__AIM OF THE TASK__: Set down every record once more, exactly as given.

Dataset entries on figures
========================================================================
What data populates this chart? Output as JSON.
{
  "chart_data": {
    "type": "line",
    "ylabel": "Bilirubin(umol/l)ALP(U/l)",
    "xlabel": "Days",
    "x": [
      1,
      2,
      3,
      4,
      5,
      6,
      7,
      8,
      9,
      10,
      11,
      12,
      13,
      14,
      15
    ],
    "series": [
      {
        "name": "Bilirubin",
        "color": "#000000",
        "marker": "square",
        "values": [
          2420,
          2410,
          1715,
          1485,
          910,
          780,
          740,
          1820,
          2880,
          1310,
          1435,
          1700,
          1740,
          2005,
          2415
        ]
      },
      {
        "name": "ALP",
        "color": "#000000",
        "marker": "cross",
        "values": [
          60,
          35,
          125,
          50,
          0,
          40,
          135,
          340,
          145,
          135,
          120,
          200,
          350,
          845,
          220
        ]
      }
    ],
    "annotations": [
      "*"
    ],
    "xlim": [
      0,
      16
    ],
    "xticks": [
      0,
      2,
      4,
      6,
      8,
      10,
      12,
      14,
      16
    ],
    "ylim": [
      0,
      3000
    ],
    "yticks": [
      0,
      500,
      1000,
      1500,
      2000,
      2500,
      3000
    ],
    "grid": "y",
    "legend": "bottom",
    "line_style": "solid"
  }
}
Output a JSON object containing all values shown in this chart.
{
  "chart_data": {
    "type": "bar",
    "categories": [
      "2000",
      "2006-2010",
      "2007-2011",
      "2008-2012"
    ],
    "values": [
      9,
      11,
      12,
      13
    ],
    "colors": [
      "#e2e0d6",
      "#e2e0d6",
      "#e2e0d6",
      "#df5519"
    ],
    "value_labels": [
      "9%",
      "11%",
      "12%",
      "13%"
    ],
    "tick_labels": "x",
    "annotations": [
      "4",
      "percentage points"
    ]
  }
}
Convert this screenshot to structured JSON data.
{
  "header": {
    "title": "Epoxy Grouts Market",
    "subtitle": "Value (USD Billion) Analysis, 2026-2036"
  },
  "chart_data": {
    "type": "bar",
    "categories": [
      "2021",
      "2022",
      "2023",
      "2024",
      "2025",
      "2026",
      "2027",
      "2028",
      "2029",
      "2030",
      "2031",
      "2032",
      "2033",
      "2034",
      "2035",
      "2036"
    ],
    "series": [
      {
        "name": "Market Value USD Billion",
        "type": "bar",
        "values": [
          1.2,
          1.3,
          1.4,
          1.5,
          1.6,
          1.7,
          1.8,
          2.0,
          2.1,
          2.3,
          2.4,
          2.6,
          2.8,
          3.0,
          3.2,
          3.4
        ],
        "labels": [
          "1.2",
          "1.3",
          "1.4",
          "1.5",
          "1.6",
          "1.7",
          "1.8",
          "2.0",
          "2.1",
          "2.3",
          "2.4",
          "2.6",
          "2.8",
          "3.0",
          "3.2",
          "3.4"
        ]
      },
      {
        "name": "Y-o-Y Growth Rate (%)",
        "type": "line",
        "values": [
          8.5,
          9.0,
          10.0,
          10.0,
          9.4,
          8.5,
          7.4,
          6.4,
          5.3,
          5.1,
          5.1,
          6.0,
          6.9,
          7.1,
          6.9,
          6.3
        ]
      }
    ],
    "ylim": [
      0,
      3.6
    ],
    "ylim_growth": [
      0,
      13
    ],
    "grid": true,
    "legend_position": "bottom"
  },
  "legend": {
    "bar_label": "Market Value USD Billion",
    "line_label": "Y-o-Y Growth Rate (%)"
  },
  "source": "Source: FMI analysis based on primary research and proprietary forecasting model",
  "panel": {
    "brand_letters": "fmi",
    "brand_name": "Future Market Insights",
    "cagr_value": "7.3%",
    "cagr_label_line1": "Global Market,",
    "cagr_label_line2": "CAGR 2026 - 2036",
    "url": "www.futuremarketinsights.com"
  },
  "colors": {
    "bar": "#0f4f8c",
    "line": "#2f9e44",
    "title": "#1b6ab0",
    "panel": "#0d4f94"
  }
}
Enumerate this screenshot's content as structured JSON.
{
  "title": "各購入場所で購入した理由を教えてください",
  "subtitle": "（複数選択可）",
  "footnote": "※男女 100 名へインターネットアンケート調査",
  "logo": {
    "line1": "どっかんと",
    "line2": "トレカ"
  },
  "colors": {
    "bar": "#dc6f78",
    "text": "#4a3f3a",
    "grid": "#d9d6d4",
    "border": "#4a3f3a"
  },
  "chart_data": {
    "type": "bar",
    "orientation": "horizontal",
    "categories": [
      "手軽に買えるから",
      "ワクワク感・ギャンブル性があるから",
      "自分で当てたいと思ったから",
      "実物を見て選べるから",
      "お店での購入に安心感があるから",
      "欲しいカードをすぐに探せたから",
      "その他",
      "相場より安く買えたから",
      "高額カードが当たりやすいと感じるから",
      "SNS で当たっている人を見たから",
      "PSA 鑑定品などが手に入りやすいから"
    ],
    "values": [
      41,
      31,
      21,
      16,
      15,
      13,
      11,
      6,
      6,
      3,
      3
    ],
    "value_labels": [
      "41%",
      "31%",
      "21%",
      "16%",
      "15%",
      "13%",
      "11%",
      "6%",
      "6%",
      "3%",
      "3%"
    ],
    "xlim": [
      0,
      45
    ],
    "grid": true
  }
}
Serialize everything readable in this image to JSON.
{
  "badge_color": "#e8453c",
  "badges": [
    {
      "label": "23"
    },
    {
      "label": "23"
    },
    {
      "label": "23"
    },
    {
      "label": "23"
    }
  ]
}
========================================================================
__ANSWER TO THIS TASK__:
What data populates this chart? Output as JSON.
{
  "chart_data": {
    "type": "line",
    "ylabel": "Bilirubin(umol/l)ALP(U/l)",
    "xlabel": "Days",
    "x": [
      1,
      2,
      3,
      4,
      5,
      6,
      7,
      8,
      9,
      10,
      11,
      12,
      13,
      14,
      15
    ],
    "series": [
      {
        "name": "Bilirubin",
        "color": "#000000",
        "marker": "square",
        "values": [
          2420,
          2410,
          1715,
          1485,
          910,
          780,
          740,
          1820,
          2880,
          1310,
          1435,
          1700,
          1740,
          2005,
          2415
        ]
      },
      {
        "name": "ALP",
        "color": "#000000",
        "marker": "cross",
        "values": [
          60,
          35,
          125,
          50,
          0,
          40,
          135,
          340,
          145,
          135,
          120,
          200,
          350,
          845,
          220
        ]
      }
    ],
    "annotations": [
      "*"
    ],
    "xlim": [
      0,
      16
    ],
    "xticks": [
      0,
      2,
      4,
      6,
      8,
      10,
      12,
      14,
      16
    ],
    "ylim": [
      0,
      3000
    ],
    "yticks": [
      0,
      500,
      1000,
      1500,
      2000,
      2500,
      3000
    ],
    "grid": "y",
    "legend": "bottom",
    "line_style": "solid"
  }
}
Output a JSON object containing all values shown in this chart.
{
  "chart_data": {
    "type": "bar",
    "categories": [
      "2000",
      "2006-2010",
      "2007-2011",
      "2008-2012"
    ],
    "values": [
      9,
      11,
      12,
      13
    ],
    "colors": [
      "#e2e0d6",
      "#e2e0d6",
      "#e2e0d6",
      "#df5519"
    ],
    "value_labels": [
      "9%",
      "11%",
      "12%",
      "13%"
    ],
    "tick_labels": "x",
    "annotations": [
      "4",
      "percentage points"
    ]
  }
}
Convert this screenshot to structured JSON data.
{
  "header": {
    "title": "Epoxy Grouts Market",
    "subtitle": "Value (USD Billion) Analysis, 2026-2036"
  },
  "chart_data": {
    "type": "bar",
    "categories": [
      "2021",
      "2022",
      "2023",
      "2024",
      "2025",
      "2026",
      "2027",
      "2028",
      "2029",
      "2030",
      "2031",
      "2032",
      "2033",
      "2034",
      "2035",
      "2036"
    ],
    "series": [
      {
        "name": "Market Value USD Billion",
        "type": "bar",
        "values": [
          1.2,
          1.3,
          1.4,
          1.5,
          1.6,
          1.7,
          1.8,
          2.0,
          2.1,
          2.3,
          2.4,
          2.6,
          2.8,
          3.0,
          3.2,
          3.4
        ],
        "labels": [
          "1.2",
          "1.3",
          "1.4",
          "1.5",
          "1.6",
          "1.7",
          "1.8",
          "2.0",
          "2.1",
          "2.3",
          "2.4",
          "2.6",
          "2.8",
          "3.0",
          "3.2",
          "3.4"
        ]
      },
      {
        "name": "Y-o-Y Growth Rate (%)",
        "type": "line",
        "values": [
          8.5,
          9.0,
          10.0,
          10.0,
          9.4,
          8.5,
          7.4,
          6.4,
          5.3,
          5.1,
          5.1,
          6.0,
          6.9,
          7.1,
          6.9,
          6.3
        ]
      }
    ],
    "ylim": [
      0,
      3.6
    ],
    "ylim_growth": [
      0,
      13
    ],
    "grid": true,
    "legend_position": "bottom"
  },
  "legend": {
    "bar_label": "Market Value USD Billion",
    "line_label": "Y-o-Y Growth Rate (%)"
  },
  "source": "Source: FMI analysis based on primary research and proprietary forecasting model",
  "panel": {
    "brand_letters": "fmi",
    "brand_name": "Future Market Insights",
    "cagr_value": "7.3%",
    "cagr_label_line1": "Global Market,",
    "cagr_label_line2": "CAGR 2026 - 2036",
    "url": "www.futuremarketinsights.com"
  },
  "colors": {
    "bar": "#0f4f8c",
    "line": "#2f9e44",
    "title": "#1b6ab0",
    "panel": "#0d4f94"
  }
}
Enumerate this screenshot's content as structured JSON.
{
  "title": "各購入場所で購入した理由を教えてください",
  "subtitle": "（複数選択可）",
  "footnote": "※男女 100 名へインターネットアンケート調査",
  "logo": {
    "line1": "どっかんと",
    "line2": "トレカ"
  },
  "colors": {
    "bar": "#dc6f78",
    "text": "#4a3f3a",
    "grid": "#d9d6d4",
    "border": "#4a3f3a"
  },
  "chart_data": {
    "type": "bar",
    "orientation": "horizontal",
    "categories": [
      "手軽に買えるから",
      "ワクワク感・ギャンブル性があるから",
      "自分で当てたいと思ったから",
      "実物を見て選べるから",
      "お店での購入に安心感があるから",
      "欲しいカードをすぐに探せたから",
      "その他",
      "相場より安く買えたから",
      "高額カードが当たりやすいと感じるから",
      "SNS で当たっている人を見たから",
      "PSA 鑑定品などが手に入りやすいから"
    ],
    "values": [
      41,
      31,
      21,
      16,
      15,
      13,
      11,
      6,
      6,
      3,
      3
    ],
    "value_labels": [
      "41%",
      "31%",
      "21%",
      "16%",
      "15%",
      "13%",
      "11%",
      "6%",
      "6%",
      "3%",
      "3%"
    ],
    "xlim": [
      0,
      45
    ],
    "grid": true
  }
}
Serialize everything readable in this image to JSON.
{
  "badge_color": "#e8453c",
  "badges": [
    {
      "label": "23"
    },
    {
      "label": "23"
    },
    {
      "label": "23"
    },
    {
      "label": "23"
    }
  ]
}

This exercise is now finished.